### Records

***

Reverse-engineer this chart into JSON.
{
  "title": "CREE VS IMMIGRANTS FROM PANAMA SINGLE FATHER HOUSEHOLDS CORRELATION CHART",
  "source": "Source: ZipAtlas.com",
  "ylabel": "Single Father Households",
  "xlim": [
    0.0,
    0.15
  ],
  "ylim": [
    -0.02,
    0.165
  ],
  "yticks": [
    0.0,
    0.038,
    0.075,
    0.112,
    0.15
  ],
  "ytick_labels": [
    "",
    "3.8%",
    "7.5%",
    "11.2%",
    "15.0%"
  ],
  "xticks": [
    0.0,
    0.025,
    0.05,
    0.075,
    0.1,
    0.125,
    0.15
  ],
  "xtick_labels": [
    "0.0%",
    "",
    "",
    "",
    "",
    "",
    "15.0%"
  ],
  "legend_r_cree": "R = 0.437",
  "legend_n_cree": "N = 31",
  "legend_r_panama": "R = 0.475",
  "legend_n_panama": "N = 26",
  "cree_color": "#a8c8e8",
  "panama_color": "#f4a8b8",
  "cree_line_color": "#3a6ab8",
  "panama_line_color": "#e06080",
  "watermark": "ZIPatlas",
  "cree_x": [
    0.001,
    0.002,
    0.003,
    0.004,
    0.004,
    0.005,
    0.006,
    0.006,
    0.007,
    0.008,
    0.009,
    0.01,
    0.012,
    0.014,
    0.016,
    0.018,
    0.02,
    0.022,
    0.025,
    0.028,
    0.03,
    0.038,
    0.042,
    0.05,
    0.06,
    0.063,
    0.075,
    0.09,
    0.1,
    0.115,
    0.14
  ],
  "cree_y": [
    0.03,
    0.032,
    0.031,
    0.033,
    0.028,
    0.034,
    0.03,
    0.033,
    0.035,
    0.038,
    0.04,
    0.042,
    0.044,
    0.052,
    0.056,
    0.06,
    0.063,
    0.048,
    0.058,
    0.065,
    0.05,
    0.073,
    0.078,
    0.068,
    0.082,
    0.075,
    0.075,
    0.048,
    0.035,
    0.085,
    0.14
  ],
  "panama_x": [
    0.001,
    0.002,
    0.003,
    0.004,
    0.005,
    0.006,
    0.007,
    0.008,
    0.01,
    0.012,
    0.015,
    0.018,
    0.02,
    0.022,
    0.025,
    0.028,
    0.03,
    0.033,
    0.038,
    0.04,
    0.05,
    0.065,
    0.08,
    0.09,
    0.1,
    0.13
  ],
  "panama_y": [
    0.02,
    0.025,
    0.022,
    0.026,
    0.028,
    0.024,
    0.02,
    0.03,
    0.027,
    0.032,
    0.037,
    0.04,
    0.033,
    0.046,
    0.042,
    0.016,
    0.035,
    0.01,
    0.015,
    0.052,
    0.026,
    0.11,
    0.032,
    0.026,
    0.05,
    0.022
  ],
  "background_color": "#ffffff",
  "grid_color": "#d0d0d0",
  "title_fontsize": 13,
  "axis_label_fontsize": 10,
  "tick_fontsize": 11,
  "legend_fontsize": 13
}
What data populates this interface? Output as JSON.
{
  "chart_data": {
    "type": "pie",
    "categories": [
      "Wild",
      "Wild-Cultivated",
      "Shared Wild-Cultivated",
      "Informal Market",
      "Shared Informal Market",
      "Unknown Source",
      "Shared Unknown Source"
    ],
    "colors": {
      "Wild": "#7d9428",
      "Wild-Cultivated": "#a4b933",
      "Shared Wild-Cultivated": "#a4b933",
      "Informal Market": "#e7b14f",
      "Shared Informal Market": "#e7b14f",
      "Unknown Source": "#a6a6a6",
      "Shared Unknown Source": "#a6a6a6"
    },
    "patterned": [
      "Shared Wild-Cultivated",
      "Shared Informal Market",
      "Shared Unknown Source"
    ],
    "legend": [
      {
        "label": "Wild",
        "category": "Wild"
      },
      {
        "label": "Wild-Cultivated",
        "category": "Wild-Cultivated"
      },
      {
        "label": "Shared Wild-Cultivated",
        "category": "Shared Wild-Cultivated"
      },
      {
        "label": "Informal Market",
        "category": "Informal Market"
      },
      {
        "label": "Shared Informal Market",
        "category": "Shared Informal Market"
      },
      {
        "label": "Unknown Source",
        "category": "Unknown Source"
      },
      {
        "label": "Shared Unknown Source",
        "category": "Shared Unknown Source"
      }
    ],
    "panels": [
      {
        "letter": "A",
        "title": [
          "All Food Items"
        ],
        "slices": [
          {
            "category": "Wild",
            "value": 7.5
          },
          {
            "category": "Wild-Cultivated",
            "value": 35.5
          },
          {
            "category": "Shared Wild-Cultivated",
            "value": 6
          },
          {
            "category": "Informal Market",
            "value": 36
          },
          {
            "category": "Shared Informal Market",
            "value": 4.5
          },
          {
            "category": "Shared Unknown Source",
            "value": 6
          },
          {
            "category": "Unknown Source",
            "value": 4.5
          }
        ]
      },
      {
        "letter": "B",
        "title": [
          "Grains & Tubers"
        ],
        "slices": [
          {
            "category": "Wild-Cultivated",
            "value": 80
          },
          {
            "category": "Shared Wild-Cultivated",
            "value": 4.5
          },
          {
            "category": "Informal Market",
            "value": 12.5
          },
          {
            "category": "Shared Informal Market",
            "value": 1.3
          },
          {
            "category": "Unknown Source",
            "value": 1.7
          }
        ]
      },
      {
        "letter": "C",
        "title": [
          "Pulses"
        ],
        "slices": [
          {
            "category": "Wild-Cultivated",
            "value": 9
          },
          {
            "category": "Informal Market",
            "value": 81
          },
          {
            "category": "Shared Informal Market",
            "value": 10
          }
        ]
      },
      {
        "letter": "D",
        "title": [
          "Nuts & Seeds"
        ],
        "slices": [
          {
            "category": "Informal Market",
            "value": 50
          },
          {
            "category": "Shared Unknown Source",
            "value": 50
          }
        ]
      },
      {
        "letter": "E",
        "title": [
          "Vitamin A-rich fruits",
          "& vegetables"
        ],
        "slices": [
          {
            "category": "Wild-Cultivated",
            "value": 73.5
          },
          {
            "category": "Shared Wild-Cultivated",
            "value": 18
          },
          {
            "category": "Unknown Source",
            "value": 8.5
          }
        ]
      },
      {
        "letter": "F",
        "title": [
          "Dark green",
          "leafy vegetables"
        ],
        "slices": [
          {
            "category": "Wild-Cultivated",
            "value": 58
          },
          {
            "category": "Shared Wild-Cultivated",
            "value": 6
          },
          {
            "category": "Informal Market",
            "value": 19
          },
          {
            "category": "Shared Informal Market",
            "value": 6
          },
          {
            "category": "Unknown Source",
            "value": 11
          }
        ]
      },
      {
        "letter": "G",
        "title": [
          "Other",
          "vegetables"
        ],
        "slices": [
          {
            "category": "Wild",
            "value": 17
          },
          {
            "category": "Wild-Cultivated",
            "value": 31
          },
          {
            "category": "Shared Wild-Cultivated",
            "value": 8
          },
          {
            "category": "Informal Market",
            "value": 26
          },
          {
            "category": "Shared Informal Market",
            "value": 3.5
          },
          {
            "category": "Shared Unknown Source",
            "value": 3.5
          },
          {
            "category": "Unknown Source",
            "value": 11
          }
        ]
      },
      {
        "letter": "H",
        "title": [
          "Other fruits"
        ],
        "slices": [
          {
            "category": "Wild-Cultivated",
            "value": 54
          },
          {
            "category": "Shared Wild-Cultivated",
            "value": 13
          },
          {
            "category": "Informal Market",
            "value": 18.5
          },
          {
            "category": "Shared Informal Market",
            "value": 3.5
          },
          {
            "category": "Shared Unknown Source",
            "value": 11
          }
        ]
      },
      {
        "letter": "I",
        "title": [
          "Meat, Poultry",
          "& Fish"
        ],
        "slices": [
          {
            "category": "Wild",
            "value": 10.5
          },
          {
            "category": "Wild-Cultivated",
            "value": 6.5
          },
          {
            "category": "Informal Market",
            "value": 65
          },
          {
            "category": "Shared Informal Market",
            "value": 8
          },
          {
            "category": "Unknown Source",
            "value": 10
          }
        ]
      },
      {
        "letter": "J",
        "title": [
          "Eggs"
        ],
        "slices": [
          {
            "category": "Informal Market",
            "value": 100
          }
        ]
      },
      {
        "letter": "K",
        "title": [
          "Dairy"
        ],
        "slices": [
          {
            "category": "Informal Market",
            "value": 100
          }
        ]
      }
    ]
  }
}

***

Reproduce every line from the entries that holds the word "JSON".

### Exercise response
Reverse-engineer this chart into JSON.
What data populates this interface? Output as JSON.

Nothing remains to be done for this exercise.